_REQUIREMENTS_
Return each line containing "devices".

_Dataset listings of figures_
---+---
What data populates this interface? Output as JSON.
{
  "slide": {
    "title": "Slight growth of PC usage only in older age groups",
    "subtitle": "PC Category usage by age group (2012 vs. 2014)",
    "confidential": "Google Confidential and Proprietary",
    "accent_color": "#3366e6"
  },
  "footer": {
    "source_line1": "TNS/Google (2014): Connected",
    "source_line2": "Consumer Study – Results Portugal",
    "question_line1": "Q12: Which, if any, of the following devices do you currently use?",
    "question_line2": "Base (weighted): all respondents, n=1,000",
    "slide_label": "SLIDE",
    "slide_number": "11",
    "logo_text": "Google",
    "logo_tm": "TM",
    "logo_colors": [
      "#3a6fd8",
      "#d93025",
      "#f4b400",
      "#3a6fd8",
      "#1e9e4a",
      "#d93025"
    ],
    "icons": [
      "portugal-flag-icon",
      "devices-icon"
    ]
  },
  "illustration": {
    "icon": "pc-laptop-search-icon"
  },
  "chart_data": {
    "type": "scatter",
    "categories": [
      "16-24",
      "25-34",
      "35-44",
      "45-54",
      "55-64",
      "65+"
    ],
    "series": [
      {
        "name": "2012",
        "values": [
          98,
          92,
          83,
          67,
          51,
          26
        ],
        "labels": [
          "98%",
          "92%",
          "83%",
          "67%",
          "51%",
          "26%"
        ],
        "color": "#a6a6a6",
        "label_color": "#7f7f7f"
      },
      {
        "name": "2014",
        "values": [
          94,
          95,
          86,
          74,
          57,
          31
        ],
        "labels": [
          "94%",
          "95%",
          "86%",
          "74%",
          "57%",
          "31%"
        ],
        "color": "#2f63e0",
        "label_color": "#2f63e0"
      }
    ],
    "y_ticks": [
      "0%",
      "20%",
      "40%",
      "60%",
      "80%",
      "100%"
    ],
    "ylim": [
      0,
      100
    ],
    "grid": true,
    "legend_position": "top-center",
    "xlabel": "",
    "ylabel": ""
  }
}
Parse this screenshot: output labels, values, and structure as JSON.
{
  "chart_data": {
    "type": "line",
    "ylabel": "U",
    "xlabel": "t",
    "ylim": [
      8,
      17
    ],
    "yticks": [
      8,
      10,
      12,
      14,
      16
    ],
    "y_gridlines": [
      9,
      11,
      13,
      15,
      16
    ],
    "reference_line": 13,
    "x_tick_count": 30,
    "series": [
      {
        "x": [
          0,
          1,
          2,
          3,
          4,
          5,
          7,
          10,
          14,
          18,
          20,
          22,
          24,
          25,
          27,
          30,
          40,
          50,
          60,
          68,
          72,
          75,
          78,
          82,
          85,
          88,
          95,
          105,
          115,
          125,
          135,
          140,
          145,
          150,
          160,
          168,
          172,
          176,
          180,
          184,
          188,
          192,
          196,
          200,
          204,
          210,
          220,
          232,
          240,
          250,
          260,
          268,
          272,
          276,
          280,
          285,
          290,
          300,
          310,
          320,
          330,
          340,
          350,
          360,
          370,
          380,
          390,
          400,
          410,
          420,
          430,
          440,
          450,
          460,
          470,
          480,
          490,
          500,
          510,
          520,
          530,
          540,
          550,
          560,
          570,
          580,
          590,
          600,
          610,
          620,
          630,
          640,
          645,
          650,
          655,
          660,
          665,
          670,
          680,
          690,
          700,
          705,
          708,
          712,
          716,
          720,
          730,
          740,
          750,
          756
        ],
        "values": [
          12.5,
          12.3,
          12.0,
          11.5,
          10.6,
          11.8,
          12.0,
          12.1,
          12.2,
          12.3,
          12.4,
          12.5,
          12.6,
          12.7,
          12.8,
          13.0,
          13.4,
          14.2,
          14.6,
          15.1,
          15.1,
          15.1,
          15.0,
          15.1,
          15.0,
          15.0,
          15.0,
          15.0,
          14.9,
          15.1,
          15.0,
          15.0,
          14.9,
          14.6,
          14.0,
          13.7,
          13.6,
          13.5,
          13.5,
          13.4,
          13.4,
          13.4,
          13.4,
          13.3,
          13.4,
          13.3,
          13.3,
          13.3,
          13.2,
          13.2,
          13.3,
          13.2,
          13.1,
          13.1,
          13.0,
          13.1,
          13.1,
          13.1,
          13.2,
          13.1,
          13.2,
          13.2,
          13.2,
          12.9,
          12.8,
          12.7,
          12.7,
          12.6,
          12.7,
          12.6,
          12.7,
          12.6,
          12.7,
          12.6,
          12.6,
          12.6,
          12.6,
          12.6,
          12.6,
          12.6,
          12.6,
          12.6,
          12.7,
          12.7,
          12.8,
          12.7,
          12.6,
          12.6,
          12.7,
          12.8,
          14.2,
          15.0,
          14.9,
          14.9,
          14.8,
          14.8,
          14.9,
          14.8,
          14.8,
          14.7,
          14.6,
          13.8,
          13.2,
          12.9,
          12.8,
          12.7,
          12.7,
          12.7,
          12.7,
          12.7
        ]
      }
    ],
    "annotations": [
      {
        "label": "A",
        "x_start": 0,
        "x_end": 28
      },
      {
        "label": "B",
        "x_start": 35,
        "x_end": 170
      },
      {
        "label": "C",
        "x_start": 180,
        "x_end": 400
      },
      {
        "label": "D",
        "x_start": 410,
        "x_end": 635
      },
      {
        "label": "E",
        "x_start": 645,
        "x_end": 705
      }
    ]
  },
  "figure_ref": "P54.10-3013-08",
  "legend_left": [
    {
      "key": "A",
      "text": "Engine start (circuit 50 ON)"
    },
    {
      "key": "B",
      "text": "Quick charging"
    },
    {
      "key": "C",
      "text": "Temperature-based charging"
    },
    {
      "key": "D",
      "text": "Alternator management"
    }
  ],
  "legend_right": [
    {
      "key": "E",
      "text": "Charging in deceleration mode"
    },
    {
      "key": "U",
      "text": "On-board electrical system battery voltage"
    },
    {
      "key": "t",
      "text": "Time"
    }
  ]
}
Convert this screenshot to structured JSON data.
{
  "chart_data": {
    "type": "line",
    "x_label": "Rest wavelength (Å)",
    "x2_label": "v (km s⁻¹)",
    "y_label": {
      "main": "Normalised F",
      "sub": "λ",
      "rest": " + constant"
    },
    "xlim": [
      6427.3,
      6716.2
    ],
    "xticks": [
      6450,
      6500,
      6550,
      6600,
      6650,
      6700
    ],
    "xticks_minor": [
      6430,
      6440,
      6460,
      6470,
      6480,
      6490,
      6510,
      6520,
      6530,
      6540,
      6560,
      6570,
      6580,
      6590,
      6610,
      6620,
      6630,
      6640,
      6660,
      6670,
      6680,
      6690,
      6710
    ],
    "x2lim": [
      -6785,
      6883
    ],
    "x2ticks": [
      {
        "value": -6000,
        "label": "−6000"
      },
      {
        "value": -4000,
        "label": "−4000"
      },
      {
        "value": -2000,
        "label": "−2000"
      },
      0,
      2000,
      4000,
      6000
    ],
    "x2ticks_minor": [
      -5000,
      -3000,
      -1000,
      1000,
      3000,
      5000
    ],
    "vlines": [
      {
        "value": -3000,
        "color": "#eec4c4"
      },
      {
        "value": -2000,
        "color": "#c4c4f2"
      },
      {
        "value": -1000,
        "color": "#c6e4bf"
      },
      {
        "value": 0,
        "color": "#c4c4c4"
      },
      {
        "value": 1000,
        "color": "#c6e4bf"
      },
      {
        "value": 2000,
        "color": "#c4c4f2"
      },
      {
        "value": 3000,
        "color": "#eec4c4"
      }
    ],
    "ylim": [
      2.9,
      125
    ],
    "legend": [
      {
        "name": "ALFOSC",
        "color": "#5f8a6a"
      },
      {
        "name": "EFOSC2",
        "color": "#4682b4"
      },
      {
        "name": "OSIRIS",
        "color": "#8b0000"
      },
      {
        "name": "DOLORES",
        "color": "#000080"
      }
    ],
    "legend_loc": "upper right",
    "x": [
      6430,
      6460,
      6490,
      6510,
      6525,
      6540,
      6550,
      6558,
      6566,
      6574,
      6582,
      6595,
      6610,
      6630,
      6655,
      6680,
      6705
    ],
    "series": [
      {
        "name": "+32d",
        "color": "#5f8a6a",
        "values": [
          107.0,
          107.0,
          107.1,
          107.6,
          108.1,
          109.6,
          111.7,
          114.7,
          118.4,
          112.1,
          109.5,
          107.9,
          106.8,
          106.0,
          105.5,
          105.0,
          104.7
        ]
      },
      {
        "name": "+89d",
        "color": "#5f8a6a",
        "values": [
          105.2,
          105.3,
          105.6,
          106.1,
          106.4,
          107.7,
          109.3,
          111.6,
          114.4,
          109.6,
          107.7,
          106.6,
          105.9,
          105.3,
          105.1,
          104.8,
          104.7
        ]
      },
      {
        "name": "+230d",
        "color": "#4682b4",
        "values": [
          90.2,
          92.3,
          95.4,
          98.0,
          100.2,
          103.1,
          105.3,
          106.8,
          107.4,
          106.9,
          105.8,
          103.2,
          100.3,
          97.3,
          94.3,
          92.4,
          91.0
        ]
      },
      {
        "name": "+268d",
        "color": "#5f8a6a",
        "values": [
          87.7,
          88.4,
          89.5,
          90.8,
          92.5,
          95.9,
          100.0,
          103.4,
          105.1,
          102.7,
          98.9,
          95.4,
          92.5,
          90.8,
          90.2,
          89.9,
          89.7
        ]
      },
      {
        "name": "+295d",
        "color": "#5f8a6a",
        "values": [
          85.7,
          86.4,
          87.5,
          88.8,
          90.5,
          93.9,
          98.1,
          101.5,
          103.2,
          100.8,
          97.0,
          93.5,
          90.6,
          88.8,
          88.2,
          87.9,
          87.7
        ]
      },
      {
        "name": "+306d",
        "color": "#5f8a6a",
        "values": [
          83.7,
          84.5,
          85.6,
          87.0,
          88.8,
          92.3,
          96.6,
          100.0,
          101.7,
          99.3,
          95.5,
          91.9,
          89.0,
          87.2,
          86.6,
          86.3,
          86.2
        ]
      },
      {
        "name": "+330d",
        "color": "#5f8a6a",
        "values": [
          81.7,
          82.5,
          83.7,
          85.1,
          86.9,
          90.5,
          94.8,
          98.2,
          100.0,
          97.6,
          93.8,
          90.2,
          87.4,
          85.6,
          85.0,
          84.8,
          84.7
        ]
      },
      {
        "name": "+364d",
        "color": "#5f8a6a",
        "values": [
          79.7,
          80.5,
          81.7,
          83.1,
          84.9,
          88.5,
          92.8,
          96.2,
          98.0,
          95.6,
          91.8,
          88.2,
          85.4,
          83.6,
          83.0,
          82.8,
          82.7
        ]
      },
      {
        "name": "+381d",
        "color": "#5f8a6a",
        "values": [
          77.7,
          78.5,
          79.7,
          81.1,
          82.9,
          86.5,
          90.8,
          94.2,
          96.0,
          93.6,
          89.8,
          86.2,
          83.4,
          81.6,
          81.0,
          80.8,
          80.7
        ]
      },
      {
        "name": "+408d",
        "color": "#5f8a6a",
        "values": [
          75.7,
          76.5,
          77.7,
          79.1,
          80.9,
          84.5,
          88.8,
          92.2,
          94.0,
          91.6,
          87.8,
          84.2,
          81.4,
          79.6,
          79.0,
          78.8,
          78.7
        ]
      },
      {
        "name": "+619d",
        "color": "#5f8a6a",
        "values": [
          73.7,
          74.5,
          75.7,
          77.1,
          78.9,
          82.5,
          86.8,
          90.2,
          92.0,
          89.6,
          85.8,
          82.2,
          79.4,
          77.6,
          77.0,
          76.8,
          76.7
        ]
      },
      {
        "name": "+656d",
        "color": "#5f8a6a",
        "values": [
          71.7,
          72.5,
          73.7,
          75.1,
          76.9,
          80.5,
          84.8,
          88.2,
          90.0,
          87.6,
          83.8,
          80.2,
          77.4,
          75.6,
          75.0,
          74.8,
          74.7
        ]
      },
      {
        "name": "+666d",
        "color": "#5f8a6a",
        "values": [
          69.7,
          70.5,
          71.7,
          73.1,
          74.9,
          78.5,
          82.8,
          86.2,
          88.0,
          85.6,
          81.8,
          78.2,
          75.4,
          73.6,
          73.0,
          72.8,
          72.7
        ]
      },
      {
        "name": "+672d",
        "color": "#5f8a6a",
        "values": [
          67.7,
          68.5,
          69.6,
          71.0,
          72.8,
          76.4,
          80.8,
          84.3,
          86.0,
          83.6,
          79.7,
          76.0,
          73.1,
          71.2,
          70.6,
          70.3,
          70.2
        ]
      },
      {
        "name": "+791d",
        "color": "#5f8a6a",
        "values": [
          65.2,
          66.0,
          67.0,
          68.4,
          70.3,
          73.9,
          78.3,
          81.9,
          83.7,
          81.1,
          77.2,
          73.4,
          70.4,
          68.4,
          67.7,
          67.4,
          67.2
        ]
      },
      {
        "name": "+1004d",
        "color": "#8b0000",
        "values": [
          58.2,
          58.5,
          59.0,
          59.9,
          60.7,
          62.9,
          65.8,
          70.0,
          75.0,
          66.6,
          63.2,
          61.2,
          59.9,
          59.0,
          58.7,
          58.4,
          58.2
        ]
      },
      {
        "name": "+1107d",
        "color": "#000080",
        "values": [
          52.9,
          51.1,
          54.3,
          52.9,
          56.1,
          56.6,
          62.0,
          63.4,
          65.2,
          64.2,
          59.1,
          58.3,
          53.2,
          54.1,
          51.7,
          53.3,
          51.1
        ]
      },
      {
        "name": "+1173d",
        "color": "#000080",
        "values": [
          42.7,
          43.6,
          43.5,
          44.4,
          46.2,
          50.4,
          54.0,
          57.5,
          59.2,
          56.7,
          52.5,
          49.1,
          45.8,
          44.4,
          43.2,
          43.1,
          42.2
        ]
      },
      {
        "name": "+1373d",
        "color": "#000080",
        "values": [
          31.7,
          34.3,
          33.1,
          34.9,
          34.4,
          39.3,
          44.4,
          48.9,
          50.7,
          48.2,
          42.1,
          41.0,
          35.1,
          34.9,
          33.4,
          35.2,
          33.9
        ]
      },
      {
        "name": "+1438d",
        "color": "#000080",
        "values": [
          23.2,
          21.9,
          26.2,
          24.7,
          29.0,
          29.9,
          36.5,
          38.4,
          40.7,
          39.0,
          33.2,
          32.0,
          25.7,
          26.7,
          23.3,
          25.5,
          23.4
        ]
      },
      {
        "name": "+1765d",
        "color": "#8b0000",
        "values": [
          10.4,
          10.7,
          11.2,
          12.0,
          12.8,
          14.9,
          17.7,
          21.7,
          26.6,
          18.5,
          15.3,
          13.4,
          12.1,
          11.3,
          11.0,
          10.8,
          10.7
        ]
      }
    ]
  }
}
---+---
_TASK SOLUTION_
    "question_line1": "Q12: Which, if any, of the following devices do you currently use?",
      "devices-icon"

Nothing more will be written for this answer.